### [AIM]
Restate the full listing word for word and leave the pictures out.

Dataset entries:
- - -

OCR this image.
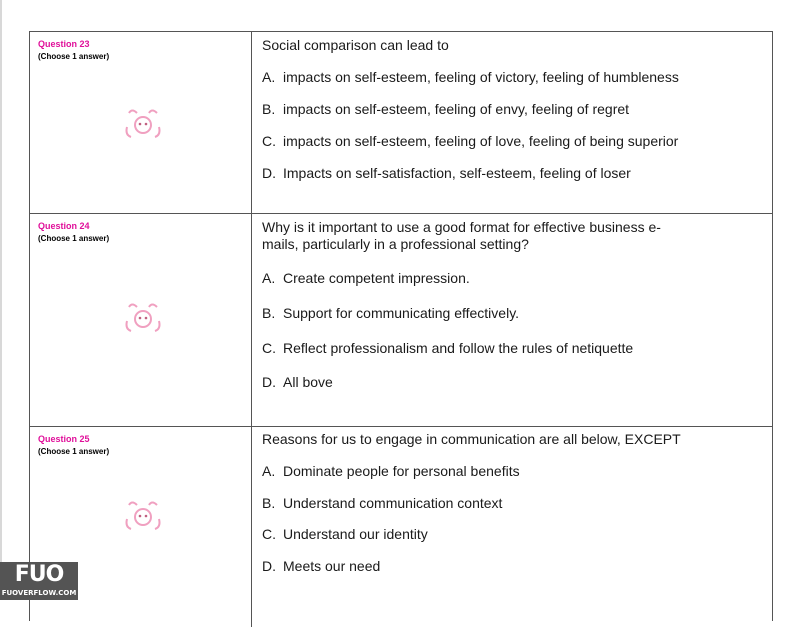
Question 23
(Choose 1 answer)
Social comparison can lead to
A. impacts on self-esteem, feeling of victory, feeling of humbleness
B. impacts on self-esteem, feeling of envy, feeling of regret
C. impacts on self-esteem, feeling of love, feeling of being superior
D. Impacts on self-satisfaction, self-esteem, feeling of loser
Question 24
(Choose 1 answer)
Why is it important to use a good format for effective business e-mails, particularly in a professional setting?
A. Create competent impression.
B. Support for communicating effectively.
C. Reflect professionalism and follow the rules of netiquette
D. All bove
Question 25
(Choose 1 answer)
Reasons for us to engage in communication are all below, EXCEPT
A. Dominate people for personal benefits
B. Understand communication context
C. Understand our identity
D. Meets our need
FUO
FUOVERFLOW.COM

- - -

### [COMPLETE RESPONSE]
OCR this image.
Question 23
(Choose 1 answer)
Social comparison can lead to
A. impacts on self-esteem, feeling of victory, feeling of humbleness
B. impacts on self-esteem, feeling of envy, feeling of regret
C. impacts on self-esteem, feeling of love, feeling of being superior
D. Impacts on self-satisfaction, self-esteem, feeling of loser
Question 24
(Choose 1 answer)
Why is it important to use a good format for effective business e-mails, particularly in a professional setting?
A. Create competent impression.
B. Support for communicating effectively.
C. Reflect professionalism and follow the rules of netiquette
D. All bove
Question 25
(Choose 1 answer)
Reasons for us to engage in communication are all below, EXCEPT
A. Dominate people for personal benefits
B. Understand communication context
C. Understand our identity
D. Meets our need
FUO
FUOVERFLOW.COM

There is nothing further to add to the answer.